WHAT TO PRODUCE:
Extract all of the entries and set them down verbatim.
▼▼▼
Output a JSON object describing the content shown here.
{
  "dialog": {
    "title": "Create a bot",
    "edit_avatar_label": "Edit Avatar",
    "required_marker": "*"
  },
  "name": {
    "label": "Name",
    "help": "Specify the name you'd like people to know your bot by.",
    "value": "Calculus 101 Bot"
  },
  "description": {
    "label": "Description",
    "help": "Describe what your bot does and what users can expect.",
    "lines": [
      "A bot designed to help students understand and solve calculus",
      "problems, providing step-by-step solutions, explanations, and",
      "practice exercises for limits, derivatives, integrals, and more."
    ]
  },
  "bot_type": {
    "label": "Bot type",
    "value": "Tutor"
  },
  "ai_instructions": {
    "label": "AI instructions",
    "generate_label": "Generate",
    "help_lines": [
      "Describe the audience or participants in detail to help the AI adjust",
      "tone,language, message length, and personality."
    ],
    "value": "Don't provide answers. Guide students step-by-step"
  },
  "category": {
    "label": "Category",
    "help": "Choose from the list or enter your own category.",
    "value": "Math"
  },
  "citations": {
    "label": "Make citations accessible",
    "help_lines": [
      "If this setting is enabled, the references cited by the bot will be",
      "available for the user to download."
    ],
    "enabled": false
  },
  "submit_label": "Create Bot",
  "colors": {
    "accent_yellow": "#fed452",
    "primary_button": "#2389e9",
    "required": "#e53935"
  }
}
▲▲▲
FULL RESPONSE:
Output a JSON object describing the content shown here.
{
  "dialog": {
    "title": "Create a bot",
    "edit_avatar_label": "Edit Avatar",
    "required_marker": "*"
  },
  "name": {
    "label": "Name",
    "help": "Specify the name you'd like people to know your bot by.",
    "value": "Calculus 101 Bot"
  },
  "description": {
    "label": "Description",
    "help": "Describe what your bot does and what users can expect.",
    "lines": [
      "A bot designed to help students understand and solve calculus",
      "problems, providing step-by-step solutions, explanations, and",
      "practice exercises for limits, derivatives, integrals, and more."
    ]
  },
  "bot_type": {
    "label": "Bot type",
    "value": "Tutor"
  },
  "ai_instructions": {
    "label": "AI instructions",
    "generate_label": "Generate",
    "help_lines": [
      "Describe the audience or participants in detail to help the AI adjust",
      "tone,language, message length, and personality."
    ],
    "value": "Don't provide answers. Guide students step-by-step"
  },
  "category": {
    "label": "Category",
    "help": "Choose from the list or enter your own category.",
    "value": "Math"
  },
  "citations": {
    "label": "Make citations accessible",
    "help_lines": [
      "If this setting is enabled, the references cited by the bot will be",
      "available for the user to download."
    ],
    "enabled": false
  },
  "submit_label": "Create Bot",
  "colors": {
    "accent_yellow": "#fed452",
    "primary_button": "#2389e9",
    "required": "#e53935"
  }
}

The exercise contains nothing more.